> [DESCRIPTION OF THE TASK]:
In the listing below, locate the lines that hold the string "Milord". Copy those lines.

> [DATASET ENTRIES]:
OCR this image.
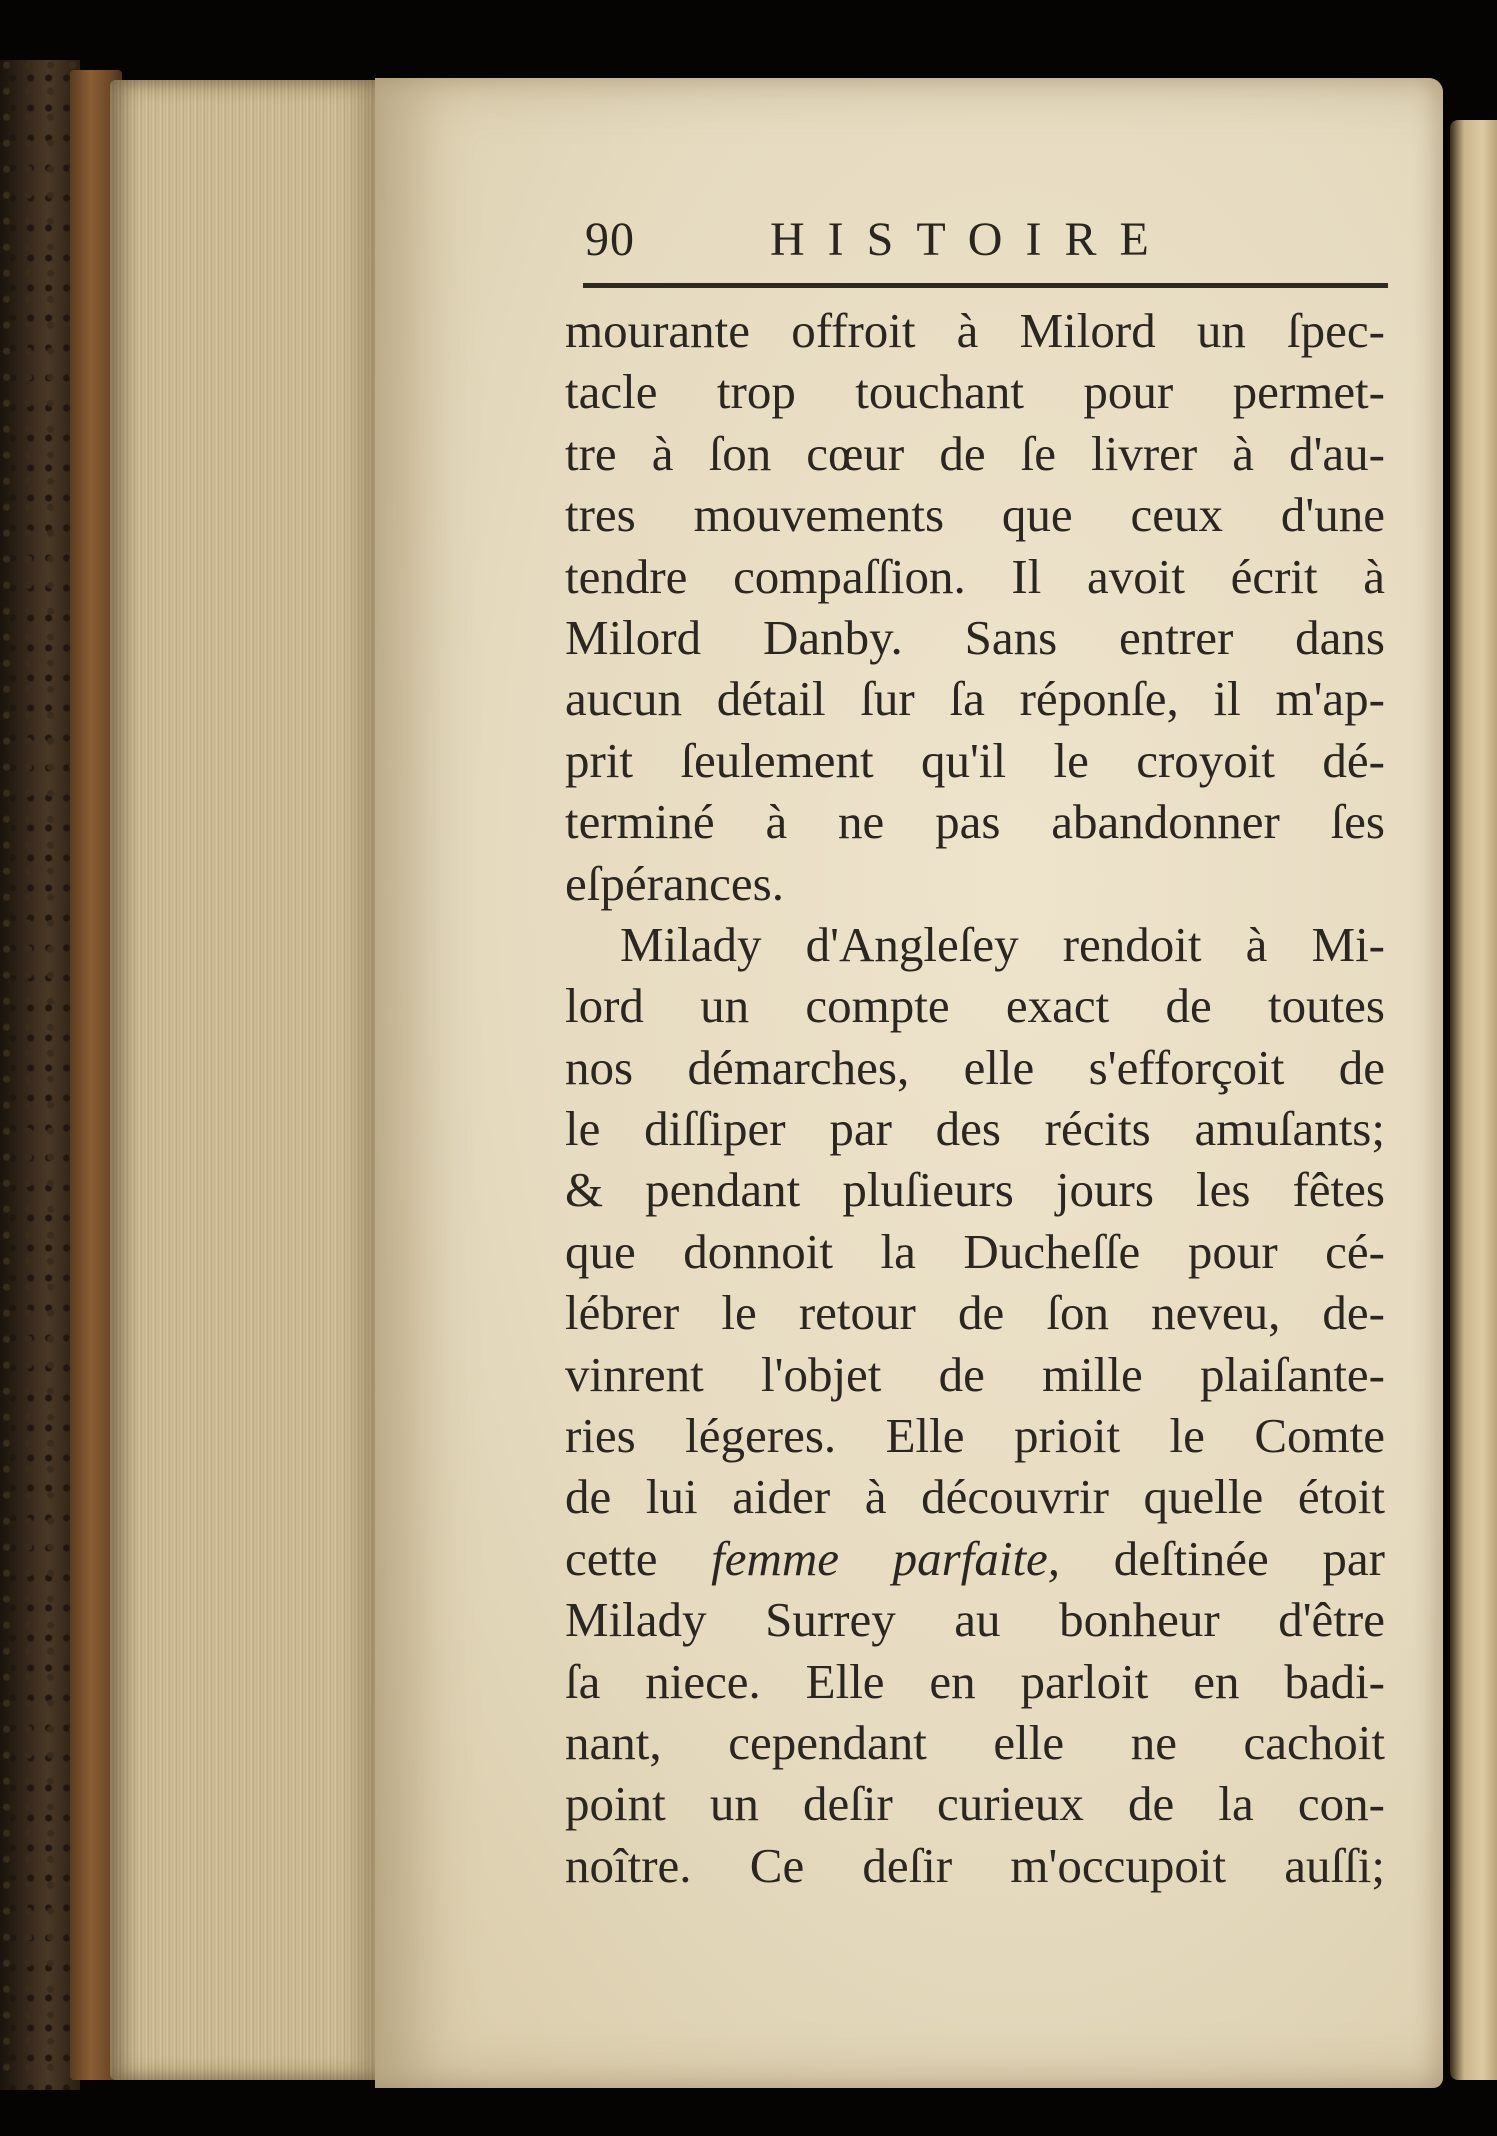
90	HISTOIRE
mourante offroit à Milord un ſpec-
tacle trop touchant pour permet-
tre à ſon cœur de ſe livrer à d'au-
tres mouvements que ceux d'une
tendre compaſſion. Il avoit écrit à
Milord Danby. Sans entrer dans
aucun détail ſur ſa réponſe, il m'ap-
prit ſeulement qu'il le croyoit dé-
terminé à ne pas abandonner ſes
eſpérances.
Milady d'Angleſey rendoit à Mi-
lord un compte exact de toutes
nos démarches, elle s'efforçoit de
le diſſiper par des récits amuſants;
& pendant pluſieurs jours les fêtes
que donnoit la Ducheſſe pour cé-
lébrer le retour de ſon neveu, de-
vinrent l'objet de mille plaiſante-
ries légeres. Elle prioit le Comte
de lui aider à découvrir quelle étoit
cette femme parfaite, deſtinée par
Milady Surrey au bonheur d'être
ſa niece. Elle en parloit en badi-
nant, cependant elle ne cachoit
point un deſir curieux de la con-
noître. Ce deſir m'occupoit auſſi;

> [SOLUTION FOR THIS TASK]:
mourante offroit à Milord un ſpec-
Milord Danby. Sans entrer dans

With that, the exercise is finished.